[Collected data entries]
◆ ◆ ◆ ◆ ◆ ◆ ◆

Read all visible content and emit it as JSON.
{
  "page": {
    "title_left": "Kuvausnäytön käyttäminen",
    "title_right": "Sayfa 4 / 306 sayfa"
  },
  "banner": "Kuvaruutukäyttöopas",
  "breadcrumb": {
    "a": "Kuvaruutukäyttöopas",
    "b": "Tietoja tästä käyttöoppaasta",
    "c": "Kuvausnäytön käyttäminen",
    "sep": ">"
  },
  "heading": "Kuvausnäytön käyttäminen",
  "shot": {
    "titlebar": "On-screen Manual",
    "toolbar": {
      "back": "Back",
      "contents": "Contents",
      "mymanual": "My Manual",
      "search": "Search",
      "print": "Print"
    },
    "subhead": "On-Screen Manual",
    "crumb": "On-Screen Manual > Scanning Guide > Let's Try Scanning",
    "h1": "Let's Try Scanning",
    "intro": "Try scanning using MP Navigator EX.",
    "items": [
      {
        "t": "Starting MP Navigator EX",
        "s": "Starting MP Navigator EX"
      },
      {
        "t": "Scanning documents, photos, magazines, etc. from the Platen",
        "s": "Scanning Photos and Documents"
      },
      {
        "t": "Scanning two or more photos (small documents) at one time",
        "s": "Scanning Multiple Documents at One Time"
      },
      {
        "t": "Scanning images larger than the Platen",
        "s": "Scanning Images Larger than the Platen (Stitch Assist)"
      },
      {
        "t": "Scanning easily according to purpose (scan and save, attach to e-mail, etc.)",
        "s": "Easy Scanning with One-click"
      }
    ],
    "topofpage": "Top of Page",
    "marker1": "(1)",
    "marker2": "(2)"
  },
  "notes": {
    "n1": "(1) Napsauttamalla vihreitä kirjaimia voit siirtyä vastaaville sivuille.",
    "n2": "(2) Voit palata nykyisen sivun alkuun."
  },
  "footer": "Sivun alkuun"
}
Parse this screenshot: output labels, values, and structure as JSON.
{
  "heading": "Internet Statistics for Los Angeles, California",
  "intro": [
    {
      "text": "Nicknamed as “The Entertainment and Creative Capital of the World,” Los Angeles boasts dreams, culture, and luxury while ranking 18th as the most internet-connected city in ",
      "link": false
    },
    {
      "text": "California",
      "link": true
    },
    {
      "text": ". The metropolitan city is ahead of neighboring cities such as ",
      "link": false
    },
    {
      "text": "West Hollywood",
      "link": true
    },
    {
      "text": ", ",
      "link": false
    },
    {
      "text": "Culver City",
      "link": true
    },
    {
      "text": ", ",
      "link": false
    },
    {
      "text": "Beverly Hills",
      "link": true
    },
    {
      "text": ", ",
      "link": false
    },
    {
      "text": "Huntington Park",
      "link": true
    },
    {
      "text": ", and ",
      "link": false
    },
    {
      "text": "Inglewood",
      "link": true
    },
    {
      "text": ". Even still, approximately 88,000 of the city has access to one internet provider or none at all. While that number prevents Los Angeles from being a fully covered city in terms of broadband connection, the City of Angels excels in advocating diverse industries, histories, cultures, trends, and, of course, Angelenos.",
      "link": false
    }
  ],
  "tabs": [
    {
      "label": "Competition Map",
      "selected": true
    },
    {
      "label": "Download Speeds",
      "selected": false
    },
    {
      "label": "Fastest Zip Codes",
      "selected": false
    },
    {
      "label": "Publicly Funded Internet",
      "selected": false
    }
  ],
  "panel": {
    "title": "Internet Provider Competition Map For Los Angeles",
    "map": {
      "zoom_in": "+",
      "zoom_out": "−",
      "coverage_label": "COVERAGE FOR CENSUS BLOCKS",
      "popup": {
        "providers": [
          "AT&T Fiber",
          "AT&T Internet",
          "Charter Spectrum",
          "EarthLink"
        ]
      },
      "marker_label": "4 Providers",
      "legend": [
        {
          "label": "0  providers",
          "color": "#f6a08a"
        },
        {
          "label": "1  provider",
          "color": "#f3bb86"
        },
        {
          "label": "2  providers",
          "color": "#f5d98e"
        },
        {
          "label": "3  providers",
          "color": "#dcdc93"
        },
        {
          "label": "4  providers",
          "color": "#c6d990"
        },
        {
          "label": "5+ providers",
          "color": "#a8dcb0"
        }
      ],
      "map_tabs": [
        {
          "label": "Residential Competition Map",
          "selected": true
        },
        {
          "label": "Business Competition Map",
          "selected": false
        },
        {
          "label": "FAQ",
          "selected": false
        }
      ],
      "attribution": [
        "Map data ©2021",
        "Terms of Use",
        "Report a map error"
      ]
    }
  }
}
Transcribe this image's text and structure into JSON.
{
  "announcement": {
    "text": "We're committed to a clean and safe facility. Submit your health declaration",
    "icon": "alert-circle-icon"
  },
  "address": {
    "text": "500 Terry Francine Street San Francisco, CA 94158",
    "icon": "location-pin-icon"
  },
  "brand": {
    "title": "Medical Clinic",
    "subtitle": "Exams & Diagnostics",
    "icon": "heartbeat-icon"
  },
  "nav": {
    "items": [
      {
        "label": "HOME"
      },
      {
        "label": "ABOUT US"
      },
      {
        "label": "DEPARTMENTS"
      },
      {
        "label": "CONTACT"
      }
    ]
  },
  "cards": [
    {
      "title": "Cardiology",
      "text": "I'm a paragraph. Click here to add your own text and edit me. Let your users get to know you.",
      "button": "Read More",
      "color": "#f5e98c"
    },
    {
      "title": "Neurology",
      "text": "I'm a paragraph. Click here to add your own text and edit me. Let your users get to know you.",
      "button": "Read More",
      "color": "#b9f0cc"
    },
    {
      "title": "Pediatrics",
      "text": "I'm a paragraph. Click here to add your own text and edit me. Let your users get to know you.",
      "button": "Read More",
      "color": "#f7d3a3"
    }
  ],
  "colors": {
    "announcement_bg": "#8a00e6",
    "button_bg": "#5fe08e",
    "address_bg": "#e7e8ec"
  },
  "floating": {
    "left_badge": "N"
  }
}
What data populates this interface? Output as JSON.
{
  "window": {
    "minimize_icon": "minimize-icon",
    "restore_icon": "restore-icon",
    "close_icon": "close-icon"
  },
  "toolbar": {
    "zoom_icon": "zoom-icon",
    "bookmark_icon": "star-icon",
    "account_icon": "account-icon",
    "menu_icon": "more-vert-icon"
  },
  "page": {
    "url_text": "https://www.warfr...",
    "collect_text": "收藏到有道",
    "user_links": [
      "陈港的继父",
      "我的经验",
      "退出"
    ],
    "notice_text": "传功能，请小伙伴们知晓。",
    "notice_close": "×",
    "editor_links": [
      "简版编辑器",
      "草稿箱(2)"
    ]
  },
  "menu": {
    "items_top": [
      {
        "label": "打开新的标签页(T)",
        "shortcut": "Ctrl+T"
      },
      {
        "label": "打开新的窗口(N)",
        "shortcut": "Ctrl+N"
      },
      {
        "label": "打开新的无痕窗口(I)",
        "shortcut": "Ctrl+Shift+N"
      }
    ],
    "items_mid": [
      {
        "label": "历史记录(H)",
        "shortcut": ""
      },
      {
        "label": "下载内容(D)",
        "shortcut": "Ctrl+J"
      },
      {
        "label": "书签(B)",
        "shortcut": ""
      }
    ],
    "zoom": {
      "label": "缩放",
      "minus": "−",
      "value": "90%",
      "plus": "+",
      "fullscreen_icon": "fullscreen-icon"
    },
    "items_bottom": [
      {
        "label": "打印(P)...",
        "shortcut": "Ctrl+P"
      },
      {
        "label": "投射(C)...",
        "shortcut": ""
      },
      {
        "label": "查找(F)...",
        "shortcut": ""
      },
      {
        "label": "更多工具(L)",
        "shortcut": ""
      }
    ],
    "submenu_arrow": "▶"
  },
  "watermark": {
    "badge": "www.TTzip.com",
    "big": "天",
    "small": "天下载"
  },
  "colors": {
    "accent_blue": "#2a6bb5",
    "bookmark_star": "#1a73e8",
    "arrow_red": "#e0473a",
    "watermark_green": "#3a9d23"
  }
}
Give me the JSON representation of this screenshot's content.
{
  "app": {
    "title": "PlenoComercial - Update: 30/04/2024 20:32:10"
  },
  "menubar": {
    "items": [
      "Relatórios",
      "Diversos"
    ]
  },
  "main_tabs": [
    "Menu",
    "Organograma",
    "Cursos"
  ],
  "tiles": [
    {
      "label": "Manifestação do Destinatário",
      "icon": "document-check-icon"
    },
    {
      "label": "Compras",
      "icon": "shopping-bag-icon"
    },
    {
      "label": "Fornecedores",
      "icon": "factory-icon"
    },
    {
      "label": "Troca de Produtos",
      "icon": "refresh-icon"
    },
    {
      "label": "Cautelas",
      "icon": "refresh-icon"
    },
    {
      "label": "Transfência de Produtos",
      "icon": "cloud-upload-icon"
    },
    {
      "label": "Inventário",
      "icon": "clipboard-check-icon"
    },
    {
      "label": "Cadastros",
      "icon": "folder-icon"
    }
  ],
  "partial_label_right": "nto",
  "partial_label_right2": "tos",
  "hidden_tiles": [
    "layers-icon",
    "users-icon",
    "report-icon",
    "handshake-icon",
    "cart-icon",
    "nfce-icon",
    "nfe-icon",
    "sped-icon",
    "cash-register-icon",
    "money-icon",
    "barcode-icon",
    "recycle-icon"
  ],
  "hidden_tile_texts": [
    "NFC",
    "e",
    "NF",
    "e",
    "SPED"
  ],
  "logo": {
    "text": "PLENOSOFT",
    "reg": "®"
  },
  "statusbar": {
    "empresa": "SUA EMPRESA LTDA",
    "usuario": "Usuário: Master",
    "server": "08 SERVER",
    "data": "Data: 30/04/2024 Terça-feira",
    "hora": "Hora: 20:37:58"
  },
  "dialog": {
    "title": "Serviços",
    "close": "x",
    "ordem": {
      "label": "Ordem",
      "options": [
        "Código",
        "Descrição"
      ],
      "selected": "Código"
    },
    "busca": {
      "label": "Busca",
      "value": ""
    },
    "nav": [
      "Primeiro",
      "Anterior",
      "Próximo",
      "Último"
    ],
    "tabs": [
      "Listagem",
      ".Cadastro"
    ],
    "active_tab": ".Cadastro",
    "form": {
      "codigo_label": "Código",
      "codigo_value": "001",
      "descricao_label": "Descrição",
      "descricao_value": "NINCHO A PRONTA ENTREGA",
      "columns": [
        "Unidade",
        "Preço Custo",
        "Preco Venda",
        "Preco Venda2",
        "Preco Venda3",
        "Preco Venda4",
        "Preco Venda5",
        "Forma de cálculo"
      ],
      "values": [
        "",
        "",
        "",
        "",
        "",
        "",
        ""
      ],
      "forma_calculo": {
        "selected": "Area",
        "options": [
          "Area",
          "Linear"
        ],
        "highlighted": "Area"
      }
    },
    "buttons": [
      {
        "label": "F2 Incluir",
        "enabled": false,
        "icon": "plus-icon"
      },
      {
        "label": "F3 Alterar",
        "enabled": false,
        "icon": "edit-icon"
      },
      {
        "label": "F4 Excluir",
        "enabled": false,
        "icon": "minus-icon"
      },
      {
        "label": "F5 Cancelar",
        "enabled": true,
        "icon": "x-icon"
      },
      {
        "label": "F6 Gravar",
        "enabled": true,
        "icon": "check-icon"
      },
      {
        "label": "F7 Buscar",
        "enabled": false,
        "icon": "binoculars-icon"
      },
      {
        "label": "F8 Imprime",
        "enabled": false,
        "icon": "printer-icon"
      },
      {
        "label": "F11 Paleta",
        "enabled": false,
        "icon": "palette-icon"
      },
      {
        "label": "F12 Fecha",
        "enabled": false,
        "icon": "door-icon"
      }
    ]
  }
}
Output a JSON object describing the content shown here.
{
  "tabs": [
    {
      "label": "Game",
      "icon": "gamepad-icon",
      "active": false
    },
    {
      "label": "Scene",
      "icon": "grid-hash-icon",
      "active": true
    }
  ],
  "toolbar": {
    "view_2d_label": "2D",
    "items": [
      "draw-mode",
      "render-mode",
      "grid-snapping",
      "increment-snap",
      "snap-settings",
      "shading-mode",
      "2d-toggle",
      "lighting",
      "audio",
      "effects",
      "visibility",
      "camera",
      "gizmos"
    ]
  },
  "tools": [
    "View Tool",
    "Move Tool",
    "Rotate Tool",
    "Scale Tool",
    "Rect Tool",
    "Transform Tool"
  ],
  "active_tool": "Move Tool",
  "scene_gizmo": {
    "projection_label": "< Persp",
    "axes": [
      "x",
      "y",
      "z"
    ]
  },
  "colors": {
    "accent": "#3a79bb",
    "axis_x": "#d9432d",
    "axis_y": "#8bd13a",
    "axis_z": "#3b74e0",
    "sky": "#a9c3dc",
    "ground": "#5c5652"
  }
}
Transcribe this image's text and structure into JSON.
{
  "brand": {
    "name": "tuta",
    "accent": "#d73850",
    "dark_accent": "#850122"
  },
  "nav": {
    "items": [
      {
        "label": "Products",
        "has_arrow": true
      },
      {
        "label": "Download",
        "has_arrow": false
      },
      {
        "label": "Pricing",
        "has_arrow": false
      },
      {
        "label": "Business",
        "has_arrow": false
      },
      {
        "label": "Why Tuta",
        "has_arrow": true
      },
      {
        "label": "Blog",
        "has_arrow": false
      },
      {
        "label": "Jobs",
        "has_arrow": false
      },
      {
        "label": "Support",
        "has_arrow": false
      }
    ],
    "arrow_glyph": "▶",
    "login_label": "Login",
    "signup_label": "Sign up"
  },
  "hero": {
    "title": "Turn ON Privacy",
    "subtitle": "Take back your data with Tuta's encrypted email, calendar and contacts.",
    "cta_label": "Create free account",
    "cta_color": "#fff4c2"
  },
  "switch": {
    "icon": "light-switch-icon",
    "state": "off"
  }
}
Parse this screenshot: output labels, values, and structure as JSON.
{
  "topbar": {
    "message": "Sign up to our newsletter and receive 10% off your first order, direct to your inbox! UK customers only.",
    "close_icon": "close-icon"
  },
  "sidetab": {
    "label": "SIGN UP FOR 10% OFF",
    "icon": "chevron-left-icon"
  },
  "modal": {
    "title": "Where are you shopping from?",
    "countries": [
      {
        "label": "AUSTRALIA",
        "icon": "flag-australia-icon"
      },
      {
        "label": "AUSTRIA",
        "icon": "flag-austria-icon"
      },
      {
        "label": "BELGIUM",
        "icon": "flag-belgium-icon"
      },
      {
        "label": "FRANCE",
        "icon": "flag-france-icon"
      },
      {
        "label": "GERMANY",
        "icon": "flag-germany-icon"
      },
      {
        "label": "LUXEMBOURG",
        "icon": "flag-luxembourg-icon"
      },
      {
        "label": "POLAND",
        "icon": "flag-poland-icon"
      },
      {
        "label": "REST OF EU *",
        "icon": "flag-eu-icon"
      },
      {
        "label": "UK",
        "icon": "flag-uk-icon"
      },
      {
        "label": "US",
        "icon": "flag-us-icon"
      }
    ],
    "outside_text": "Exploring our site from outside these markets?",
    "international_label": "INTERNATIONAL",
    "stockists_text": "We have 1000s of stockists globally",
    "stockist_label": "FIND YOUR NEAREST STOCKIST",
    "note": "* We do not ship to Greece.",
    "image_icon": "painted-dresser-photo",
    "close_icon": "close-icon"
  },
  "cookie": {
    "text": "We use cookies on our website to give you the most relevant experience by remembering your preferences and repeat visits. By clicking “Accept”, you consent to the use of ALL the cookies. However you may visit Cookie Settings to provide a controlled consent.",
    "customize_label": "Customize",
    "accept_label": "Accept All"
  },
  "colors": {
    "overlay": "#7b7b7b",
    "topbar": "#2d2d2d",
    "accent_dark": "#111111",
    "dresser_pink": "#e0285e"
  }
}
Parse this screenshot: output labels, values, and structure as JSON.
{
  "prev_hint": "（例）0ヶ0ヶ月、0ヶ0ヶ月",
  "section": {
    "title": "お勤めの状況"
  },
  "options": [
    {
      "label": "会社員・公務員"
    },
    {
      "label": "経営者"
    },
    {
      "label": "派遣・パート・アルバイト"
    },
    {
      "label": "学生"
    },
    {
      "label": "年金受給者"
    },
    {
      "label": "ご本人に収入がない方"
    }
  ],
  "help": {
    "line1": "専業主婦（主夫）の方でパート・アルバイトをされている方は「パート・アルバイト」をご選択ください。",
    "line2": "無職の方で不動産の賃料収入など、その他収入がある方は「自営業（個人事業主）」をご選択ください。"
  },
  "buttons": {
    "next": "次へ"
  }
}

◆ ◆ ◆ ◆ ◆ ◆ ◆

• **Required work**
List each line holding the string "California".

• **Complete response**
  "heading": "Internet Statistics for Los Angeles, California",
      "text": "California",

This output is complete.